## Set problem:
Write out all of the records precisely. Skip anything that is a picture.

## Data excerpts:
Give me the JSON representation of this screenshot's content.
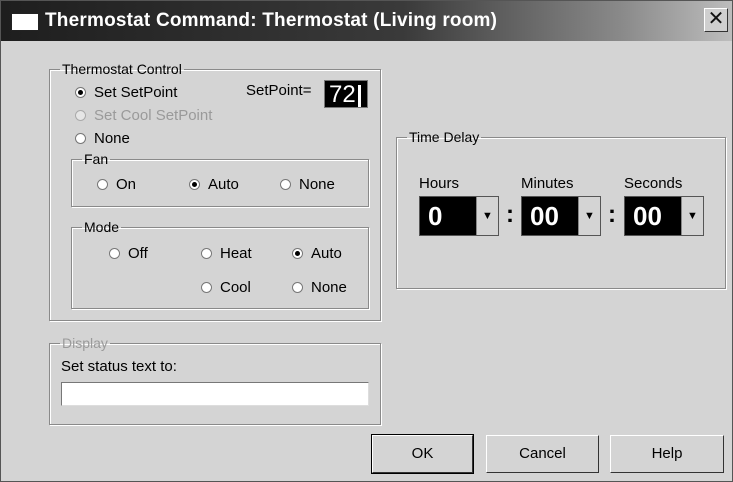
{
  "window": {
    "title": "Thermostat Command: Thermostat (Living room)",
    "close_glyph": "✕"
  },
  "thermostat_control": {
    "legend": "Thermostat Control",
    "options": [
      {
        "label": "Set SetPoint",
        "selected": true,
        "enabled": true
      },
      {
        "label": "Set Cool SetPoint",
        "selected": false,
        "enabled": false
      },
      {
        "label": "None",
        "selected": false,
        "enabled": true
      }
    ],
    "setpoint_label": "SetPoint=",
    "setpoint_value": "72"
  },
  "fan": {
    "legend": "Fan",
    "options": [
      {
        "label": "On",
        "selected": false
      },
      {
        "label": "Auto",
        "selected": true
      },
      {
        "label": "None",
        "selected": false
      }
    ]
  },
  "mode": {
    "legend": "Mode",
    "options": [
      {
        "label": "Off",
        "selected": false
      },
      {
        "label": "Heat",
        "selected": false
      },
      {
        "label": "Auto",
        "selected": true
      },
      {
        "label": "Cool",
        "selected": false
      },
      {
        "label": "None",
        "selected": false
      }
    ]
  },
  "display": {
    "legend": "Display",
    "status_label": "Set status text to:",
    "status_value": ""
  },
  "time_delay": {
    "legend": "Time Delay",
    "hours_label": "Hours",
    "hours_value": "0",
    "minutes_label": "Minutes",
    "minutes_value": "00",
    "seconds_label": "Seconds",
    "seconds_value": "00",
    "separator": ":",
    "dropdown_glyph": "▼"
  },
  "buttons": {
    "ok": "OK",
    "cancel": "Cancel",
    "help": "Help"
  }
}
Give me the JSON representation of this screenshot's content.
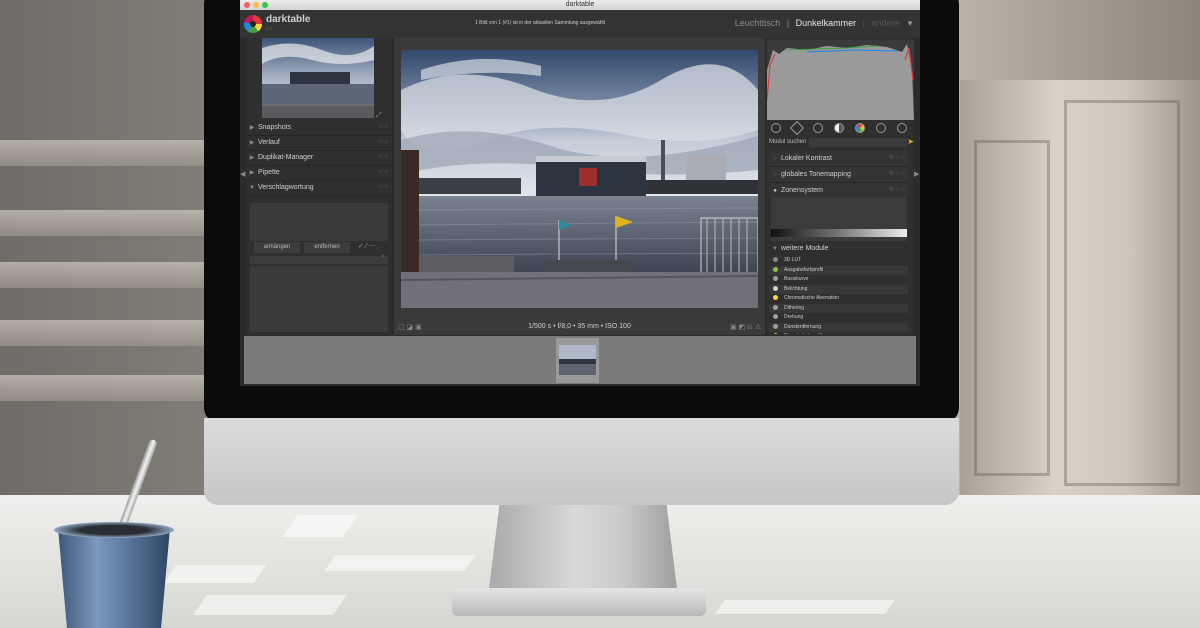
{
  "window": {
    "title": "darktable"
  },
  "app": {
    "name": "darktable",
    "version": "2.0"
  },
  "header": {
    "status": "1 Bild von 1 (#1) ist in der aktuellen Sammlung ausgewählt",
    "views": {
      "lighttable": "Leuchttisch",
      "separator": "|",
      "darkroom": "Dunkelkammer",
      "other": "andere"
    }
  },
  "left_panel": {
    "modules": [
      {
        "label": "Snapshots"
      },
      {
        "label": "Verlauf"
      },
      {
        "label": "Duplikat-Manager"
      },
      {
        "label": "Pipette"
      },
      {
        "label": "Verschlagwortung"
      }
    ],
    "tag_buttons": {
      "attach": "anhängen",
      "detach": "entfernen"
    }
  },
  "center": {
    "exif": "1/500 s • f/8,0 • 35 mm • ISO 100"
  },
  "right_panel": {
    "search_label": "Modul suchen",
    "modules": [
      {
        "label": "Lokaler Kontrast"
      },
      {
        "label": "globales Tonemapping"
      },
      {
        "label": "Zonensystem"
      }
    ],
    "more_modules_label": "weitere Module",
    "more_modules": [
      {
        "label": "3D LUT",
        "color": "#888888"
      },
      {
        "label": "Ausgabefarbprofil",
        "color": "#8bc34a"
      },
      {
        "label": "Basiskurve",
        "color": "#9e9e9e"
      },
      {
        "label": "Belichtung",
        "color": "#cfcfcf"
      },
      {
        "label": "Chromatische Aberration",
        "color": "#fdd835"
      },
      {
        "label": "Dithering",
        "color": "#9e9e9e"
      },
      {
        "label": "Drehung",
        "color": "#9e9e9e"
      },
      {
        "label": "Dunstentfernung",
        "color": "#9e9e9e"
      },
      {
        "label": "Eingabefarbprofil",
        "color": "#8bc34a"
      }
    ]
  },
  "colors": {
    "accent": "#f9a825",
    "panel": "#2f2f2f",
    "desk": "#e6e6e3"
  }
}
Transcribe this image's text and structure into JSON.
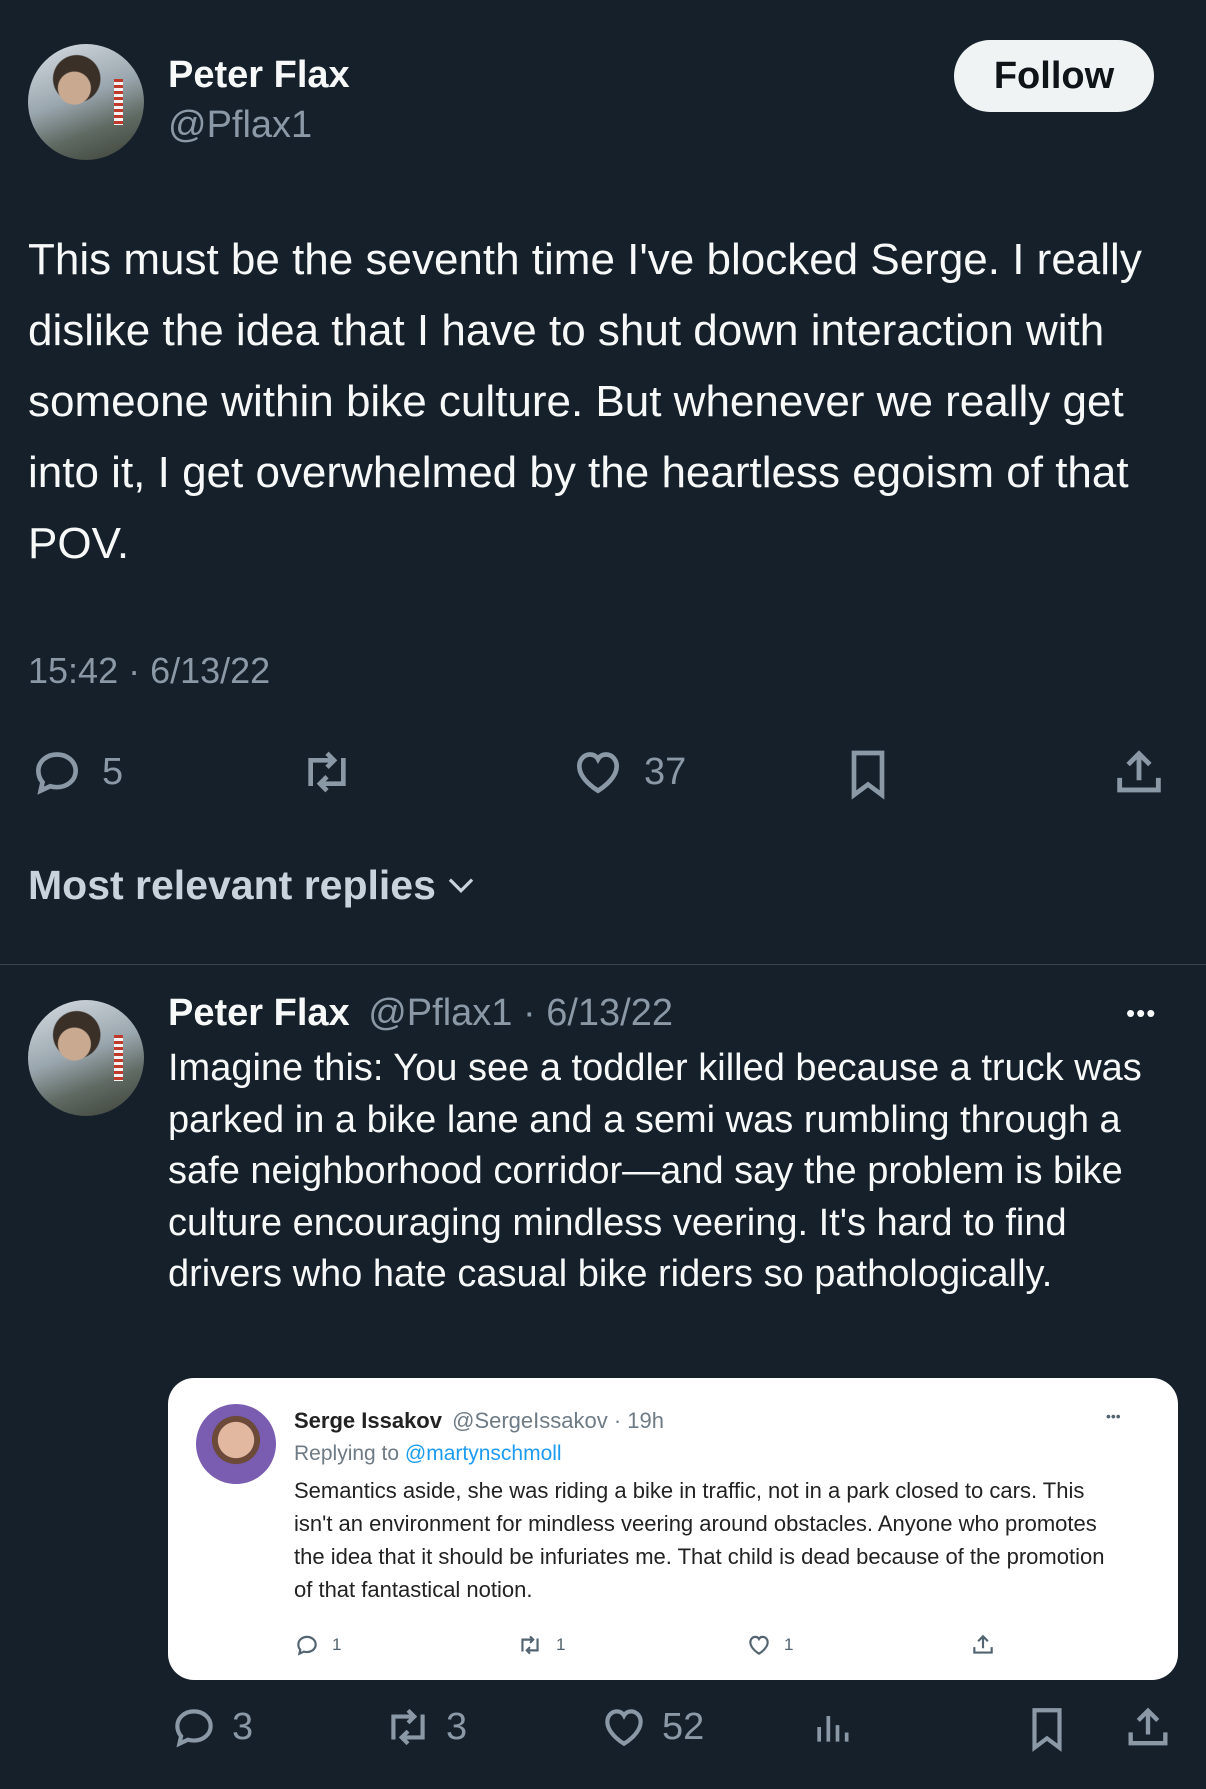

## Final result:
Give me the JSON representation of this screenshot's content.
{
  "window": {
    "title": "Thermostat Command: Thermostat (Living room)",
    "close_glyph": "✕"
  },
  "thermostat_control": {
    "legend": "Thermostat Control",
    "options": [
      {
        "label": "Set SetPoint",
        "selected": true,
        "enabled": true
      },
      {
        "label": "Set Cool SetPoint",
        "selected": false,
        "enabled": false
      },
      {
        "label": "None",
        "selected": false,
        "enabled": true
      }
    ],
    "setpoint_label": "SetPoint=",
    "setpoint_value": "72"
  },
  "fan": {
    "legend": "Fan",
    "options": [
      {
        "label": "On",
        "selected": false
      },
      {
        "label": "Auto",
        "selected": true
      },
      {
        "label": "None",
        "selected": false
      }
    ]
  },
  "mode": {
    "legend": "Mode",
    "options": [
      {
        "label": "Off",
        "selected": false
      },
      {
        "label": "Heat",
        "selected": false
      },
      {
        "label": "Auto",
        "selected": true
      },
      {
        "label": "Cool",
        "selected": false
      },
      {
        "label": "None",
        "selected": false
      }
    ]
  },
  "display": {
    "legend": "Display",
    "status_label": "Set status text to:",
    "status_value": ""
  },
  "time_delay": {
    "legend": "Time Delay",
    "hours_label": "Hours",
    "hours_value": "0",
    "minutes_label": "Minutes",
    "minutes_value": "00",
    "seconds_label": "Seconds",
    "seconds_value": "00",
    "separator": ":",
    "dropdown_glyph": "▼"
  },
  "buttons": {
    "ok": "OK",
    "cancel": "Cancel",
    "help": "Help"
  }
}
Give me the JSON representation of this screenshot's content.
{
  "window": {
    "title": "darktable"
  },
  "app": {
    "name": "darktable",
    "version": "2.0"
  },
  "header": {
    "status": "1 Bild von 1 (#1) ist in der aktuellen Sammlung ausgewählt",
    "views": {
      "lighttable": "Leuchttisch",
      "separator": "|",
      "darkroom": "Dunkelkammer",
      "other": "andere"
    }
  },
  "left_panel": {
    "modules": [
      {
        "label": "Snapshots"
      },
      {
        "label": "Verlauf"
      },
      {
        "label": "Duplikat-Manager"
      },
      {
        "label": "Pipette"
      },
      {
        "label": "Verschlagwortung"
      }
    ],
    "tag_buttons": {
      "attach": "anhängen",
      "detach": "entfernen"
    }
  },
  "center": {
    "exif": "1/500 s • f/8,0 • 35 mm • ISO 100"
  },
  "right_panel": {
    "search_label": "Modul suchen",
    "modules": [
      {
        "label": "Lokaler Kontrast"
      },
      {
        "label": "globales Tonemapping"
      },
      {
        "label": "Zonensystem"
      }
    ],
    "more_modules_label": "weitere Module",
    "more_modules": [
      {
        "label": "3D LUT",
        "color": "#888888"
      },
      {
        "label": "Ausgabefarbprofil",
        "color": "#8bc34a"
      },
      {
        "label": "Basiskurve",
        "color": "#9e9e9e"
      },
      {
        "label": "Belichtung",
        "color": "#cfcfcf"
      },
      {
        "label": "Chromatische Aberration",
        "color": "#fdd835"
      },
      {
        "label": "Dithering",
        "color": "#9e9e9e"
      },
      {
        "label": "Drehung",
        "color": "#9e9e9e"
      },
      {
        "label": "Dunstentfernung",
        "color": "#9e9e9e"
      },
      {
        "label": "Eingabefarbprofil",
        "color": "#8bc34a"
      }
    ]
  },
  "colors": {
    "accent": "#f9a825",
    "panel": "#2f2f2f",
    "desk": "#e6e6e3"
  }
}
Transcribe this image's text and structure into JSON.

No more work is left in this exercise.